++++ PROVIDED DATA

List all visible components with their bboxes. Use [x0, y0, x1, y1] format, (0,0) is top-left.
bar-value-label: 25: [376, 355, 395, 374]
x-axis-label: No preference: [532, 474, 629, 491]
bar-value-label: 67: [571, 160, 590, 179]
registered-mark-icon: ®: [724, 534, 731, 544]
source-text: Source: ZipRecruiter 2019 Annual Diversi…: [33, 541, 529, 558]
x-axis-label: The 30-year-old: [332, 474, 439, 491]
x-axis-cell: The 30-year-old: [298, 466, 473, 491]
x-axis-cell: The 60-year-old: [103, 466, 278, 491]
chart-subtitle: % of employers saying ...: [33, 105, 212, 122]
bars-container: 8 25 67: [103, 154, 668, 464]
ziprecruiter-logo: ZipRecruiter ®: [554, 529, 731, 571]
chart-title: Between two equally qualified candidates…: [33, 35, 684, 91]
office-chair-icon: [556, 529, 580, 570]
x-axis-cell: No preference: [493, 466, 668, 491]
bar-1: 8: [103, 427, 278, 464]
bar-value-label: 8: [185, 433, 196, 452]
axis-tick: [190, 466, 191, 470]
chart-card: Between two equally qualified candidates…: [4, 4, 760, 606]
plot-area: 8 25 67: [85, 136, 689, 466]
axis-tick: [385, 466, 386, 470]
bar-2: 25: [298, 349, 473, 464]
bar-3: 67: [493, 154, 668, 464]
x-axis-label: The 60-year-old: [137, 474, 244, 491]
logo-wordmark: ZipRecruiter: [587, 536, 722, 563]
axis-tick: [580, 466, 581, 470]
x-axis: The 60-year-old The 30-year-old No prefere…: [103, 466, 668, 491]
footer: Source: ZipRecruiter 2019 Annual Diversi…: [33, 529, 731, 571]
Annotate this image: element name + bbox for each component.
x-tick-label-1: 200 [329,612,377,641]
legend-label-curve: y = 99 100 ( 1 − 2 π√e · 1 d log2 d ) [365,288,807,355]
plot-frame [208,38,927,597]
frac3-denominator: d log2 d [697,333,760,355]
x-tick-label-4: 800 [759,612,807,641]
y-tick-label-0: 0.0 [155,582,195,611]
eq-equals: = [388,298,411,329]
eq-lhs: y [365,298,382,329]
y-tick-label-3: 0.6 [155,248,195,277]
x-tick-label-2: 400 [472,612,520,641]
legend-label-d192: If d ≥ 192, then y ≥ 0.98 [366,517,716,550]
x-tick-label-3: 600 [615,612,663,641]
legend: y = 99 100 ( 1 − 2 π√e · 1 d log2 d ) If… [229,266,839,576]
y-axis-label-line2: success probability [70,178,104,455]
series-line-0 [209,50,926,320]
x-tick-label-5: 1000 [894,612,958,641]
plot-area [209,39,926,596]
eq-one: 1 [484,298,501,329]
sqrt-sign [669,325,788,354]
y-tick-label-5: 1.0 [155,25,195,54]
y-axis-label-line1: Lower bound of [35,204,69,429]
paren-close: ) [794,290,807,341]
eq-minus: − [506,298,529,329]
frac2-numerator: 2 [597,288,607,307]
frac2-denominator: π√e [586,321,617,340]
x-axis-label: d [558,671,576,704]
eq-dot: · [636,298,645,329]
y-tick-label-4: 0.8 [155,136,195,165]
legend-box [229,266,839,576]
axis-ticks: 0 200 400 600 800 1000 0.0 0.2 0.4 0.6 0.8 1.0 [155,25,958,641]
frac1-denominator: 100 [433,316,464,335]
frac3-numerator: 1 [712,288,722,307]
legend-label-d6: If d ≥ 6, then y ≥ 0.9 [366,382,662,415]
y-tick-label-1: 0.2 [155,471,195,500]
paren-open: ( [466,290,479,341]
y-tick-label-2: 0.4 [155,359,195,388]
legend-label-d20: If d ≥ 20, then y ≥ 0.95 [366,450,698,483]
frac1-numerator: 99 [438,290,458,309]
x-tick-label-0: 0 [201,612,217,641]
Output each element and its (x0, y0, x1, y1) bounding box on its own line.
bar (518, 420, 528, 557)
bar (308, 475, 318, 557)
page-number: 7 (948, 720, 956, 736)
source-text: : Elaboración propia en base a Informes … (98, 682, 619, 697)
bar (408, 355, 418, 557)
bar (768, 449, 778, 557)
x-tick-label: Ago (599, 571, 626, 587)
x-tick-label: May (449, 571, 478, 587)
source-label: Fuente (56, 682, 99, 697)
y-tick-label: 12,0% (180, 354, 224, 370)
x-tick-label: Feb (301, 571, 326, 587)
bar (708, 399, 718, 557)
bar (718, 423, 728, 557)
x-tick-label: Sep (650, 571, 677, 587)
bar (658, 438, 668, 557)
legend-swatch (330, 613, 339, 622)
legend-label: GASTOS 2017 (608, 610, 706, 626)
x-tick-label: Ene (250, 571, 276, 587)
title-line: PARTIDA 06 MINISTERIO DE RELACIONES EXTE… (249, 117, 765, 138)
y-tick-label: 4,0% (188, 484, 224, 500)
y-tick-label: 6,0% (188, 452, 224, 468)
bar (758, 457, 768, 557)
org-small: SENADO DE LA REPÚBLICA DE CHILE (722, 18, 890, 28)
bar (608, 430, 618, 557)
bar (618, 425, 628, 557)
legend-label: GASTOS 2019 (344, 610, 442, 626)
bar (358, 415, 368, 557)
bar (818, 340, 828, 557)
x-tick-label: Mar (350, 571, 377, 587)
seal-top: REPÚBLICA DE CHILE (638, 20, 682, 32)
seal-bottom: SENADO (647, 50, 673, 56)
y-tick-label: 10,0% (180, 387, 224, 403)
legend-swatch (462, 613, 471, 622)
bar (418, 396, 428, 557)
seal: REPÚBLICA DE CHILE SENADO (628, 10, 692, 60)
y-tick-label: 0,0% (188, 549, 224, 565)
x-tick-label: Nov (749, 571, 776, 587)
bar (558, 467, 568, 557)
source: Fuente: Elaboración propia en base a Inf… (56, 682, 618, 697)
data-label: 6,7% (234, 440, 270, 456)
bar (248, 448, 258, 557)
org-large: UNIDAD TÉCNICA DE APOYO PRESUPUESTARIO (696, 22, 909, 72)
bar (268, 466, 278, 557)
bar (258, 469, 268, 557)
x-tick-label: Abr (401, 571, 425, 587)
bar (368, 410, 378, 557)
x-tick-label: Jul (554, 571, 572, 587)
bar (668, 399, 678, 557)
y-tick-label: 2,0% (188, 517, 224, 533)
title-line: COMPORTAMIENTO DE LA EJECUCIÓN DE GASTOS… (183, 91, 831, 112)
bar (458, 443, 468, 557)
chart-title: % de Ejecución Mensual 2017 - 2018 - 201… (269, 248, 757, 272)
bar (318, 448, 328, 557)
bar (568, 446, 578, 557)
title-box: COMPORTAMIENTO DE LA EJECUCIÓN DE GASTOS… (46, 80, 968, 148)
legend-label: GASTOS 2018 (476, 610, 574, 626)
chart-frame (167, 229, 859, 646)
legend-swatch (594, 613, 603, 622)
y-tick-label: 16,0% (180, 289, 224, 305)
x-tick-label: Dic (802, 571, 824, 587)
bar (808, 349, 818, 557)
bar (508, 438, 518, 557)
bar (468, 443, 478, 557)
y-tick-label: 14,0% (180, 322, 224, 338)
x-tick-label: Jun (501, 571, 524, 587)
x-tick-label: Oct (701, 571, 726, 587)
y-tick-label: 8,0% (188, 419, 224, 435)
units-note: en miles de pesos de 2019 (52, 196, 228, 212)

++++++++

== TASK ==
Rewrite the lines above, replacing "bar-value-label" with "bar-data-label" wherever it occurs and leaving everything else unchanged.

== ANSWER TO THIS TASK ==
List all visible components with their bboxes. Use [x0, y0, x1, y1] format, (0,0) is top-left.
bar-data-label: 25: [376, 355, 395, 374]
x-axis-label: No preference: [532, 474, 629, 491]
bar-data-label: 67: [571, 160, 590, 179]
registered-mark-icon: ®: [724, 534, 731, 544]
source-text: Source: ZipRecruiter 2019 Annual Diversi…: [33, 541, 529, 558]
x-axis-label: The 30-year-old: [332, 474, 439, 491]
x-axis-cell: The 30-year-old: [298, 466, 473, 491]
x-axis-cell: The 60-year-old: [103, 466, 278, 491]
chart-subtitle: % of employers saying ...: [33, 105, 212, 122]
bars-container: 8 25 67: [103, 154, 668, 464]
ziprecruiter-logo: ZipRecruiter ®: [554, 529, 731, 571]
chart-title: Between two equally qualified candidates…: [33, 35, 684, 91]
office-chair-icon: [556, 529, 580, 570]
x-axis-cell: No preference: [493, 466, 668, 491]
bar-1: 8: [103, 427, 278, 464]
bar-data-label: 8: [185, 433, 196, 452]
axis-tick: [190, 466, 191, 470]
chart-card: Between two equally qualified candidates…: [4, 4, 760, 606]
plot-area: 8 25 67: [85, 136, 689, 466]
axis-tick: [385, 466, 386, 470]
bar-2: 25: [298, 349, 473, 464]
bar-3: 67: [493, 154, 668, 464]
x-axis-label: The 60-year-old: [137, 474, 244, 491]
logo-wordmark: ZipRecruiter: [587, 536, 722, 563]
axis-tick: [580, 466, 581, 470]
x-axis: The 60-year-old The 30-year-old No prefere…: [103, 466, 668, 491]
footer: Source: ZipRecruiter 2019 Annual Diversi…: [33, 529, 731, 571]
Annotate this image: element name + bbox for each component.
x-tick-label-1: 200 [329,612,377,641]
legend-label-curve: y = 99 100 ( 1 − 2 π√e · 1 d log2 d ) [365,288,807,355]
plot-frame [208,38,927,597]
frac3-denominator: d log2 d [697,333,760,355]
x-tick-label-4: 800 [759,612,807,641]
y-tick-label-0: 0.0 [155,582,195,611]
eq-equals: = [388,298,411,329]
eq-lhs: y [365,298,382,329]
y-tick-label-3: 0.6 [155,248,195,277]
x-tick-label-2: 400 [472,612,520,641]
legend-label-d192: If d ≥ 192, then y ≥ 0.98 [366,517,716,550]
x-tick-label-3: 600 [615,612,663,641]
legend: y = 99 100 ( 1 − 2 π√e · 1 d log2 d ) If… [229,266,839,576]
y-axis-label-line2: success probability [70,178,104,455]
series-line-0 [209,50,926,320]
x-tick-label-5: 1000 [894,612,958,641]
plot-area [209,39,926,596]
eq-one: 1 [484,298,501,329]
sqrt-sign [669,325,788,354]
y-tick-label-5: 1.0 [155,25,195,54]
y-axis-label-line1: Lower bound of [35,204,69,429]
paren-close: ) [794,290,807,341]
eq-minus: − [506,298,529,329]
frac2-numerator: 2 [597,288,607,307]
frac2-denominator: π√e [586,321,617,340]
x-axis-label: d [558,671,576,704]
eq-dot: · [636,298,645,329]
y-tick-label-4: 0.8 [155,136,195,165]
legend-box [229,266,839,576]
axis-ticks: 0 200 400 600 800 1000 0.0 0.2 0.4 0.6 0.8 1.0 [155,25,958,641]
frac1-denominator: 100 [433,316,464,335]
frac3-numerator: 1 [712,288,722,307]
legend-label-d6: If d ≥ 6, then y ≥ 0.9 [366,382,662,415]
y-tick-label-1: 0.2 [155,471,195,500]
paren-open: ( [466,290,479,341]
y-tick-label-2: 0.4 [155,359,195,388]
legend-label-d20: If d ≥ 20, then y ≥ 0.95 [366,450,698,483]
frac1-numerator: 99 [438,290,458,309]
x-tick-label-0: 0 [201,612,217,641]
Output each element and its (x0, y0, x1, y1) bounding box on its own line.
bar (518, 420, 528, 557)
bar (308, 475, 318, 557)
page-number: 7 (948, 720, 956, 736)
source-text: : Elaboración propia en base a Informes … (98, 682, 619, 697)
bar (408, 355, 418, 557)
bar (768, 449, 778, 557)
x-tick-label: Ago (599, 571, 626, 587)
x-tick-label: May (449, 571, 478, 587)
source-label: Fuente (56, 682, 99, 697)
y-tick-label: 12,0% (180, 354, 224, 370)
x-tick-label: Feb (301, 571, 326, 587)
bar (708, 399, 718, 557)
bar (718, 423, 728, 557)
x-tick-label: Sep (650, 571, 677, 587)
bar (658, 438, 668, 557)
legend-swatch (330, 613, 339, 622)
legend-label: GASTOS 2017 (608, 610, 706, 626)
x-tick-label: Ene (250, 571, 276, 587)
title-line: PARTIDA 06 MINISTERIO DE RELACIONES EXTE… (249, 117, 765, 138)
y-tick-label: 4,0% (188, 484, 224, 500)
y-tick-label: 6,0% (188, 452, 224, 468)
bar (758, 457, 768, 557)
org-small: SENADO DE LA REPÚBLICA DE CHILE (722, 18, 890, 28)
bar (608, 430, 618, 557)
bar (618, 425, 628, 557)
legend-label: GASTOS 2019 (344, 610, 442, 626)
bar (358, 415, 368, 557)
bar (818, 340, 828, 557)
x-tick-label: Mar (350, 571, 377, 587)
seal-top: REPÚBLICA DE CHILE (638, 20, 682, 32)
seal-bottom: SENADO (647, 50, 673, 56)
y-tick-label: 10,0% (180, 387, 224, 403)
legend-swatch (462, 613, 471, 622)
bar (418, 396, 428, 557)
seal: REPÚBLICA DE CHILE SENADO (628, 10, 692, 60)
y-tick-label: 0,0% (188, 549, 224, 565)
x-tick-label: Nov (749, 571, 776, 587)
bar (558, 467, 568, 557)
source: Fuente: Elaboración propia en base a Inf… (56, 682, 618, 697)
data-label: 6,7% (234, 440, 270, 456)
bar (248, 448, 258, 557)
org-large: UNIDAD TÉCNICA DE APOYO PRESUPUESTARIO (696, 22, 909, 72)
bar (268, 466, 278, 557)
bar (258, 469, 268, 557)
x-tick-label: Abr (401, 571, 425, 587)
bar (368, 410, 378, 557)
x-tick-label: Jul (554, 571, 572, 587)
bar (668, 399, 678, 557)
y-tick-label: 2,0% (188, 517, 224, 533)
title-line: COMPORTAMIENTO DE LA EJECUCIÓN DE GASTOS… (183, 91, 831, 112)
bar (458, 443, 468, 557)
chart-title: % de Ejecución Mensual 2017 - 2018 - 201… (269, 248, 757, 272)
bar (318, 448, 328, 557)
bar (568, 446, 578, 557)
title-box: COMPORTAMIENTO DE LA EJECUCIÓN DE GASTOS… (46, 80, 968, 148)
legend-label: GASTOS 2018 (476, 610, 574, 626)
chart-frame (167, 229, 859, 646)
legend-swatch (594, 613, 603, 622)
y-tick-label: 16,0% (180, 289, 224, 305)
x-tick-label: Dic (802, 571, 824, 587)
bar (808, 349, 818, 557)
bar (508, 438, 518, 557)
bar (468, 443, 478, 557)
y-tick-label: 14,0% (180, 322, 224, 338)
x-tick-label: Jun (501, 571, 524, 587)
x-tick-label: Oct (701, 571, 726, 587)
y-tick-label: 8,0% (188, 419, 224, 435)
units-note: en miles de pesos de 2019 (52, 196, 228, 212)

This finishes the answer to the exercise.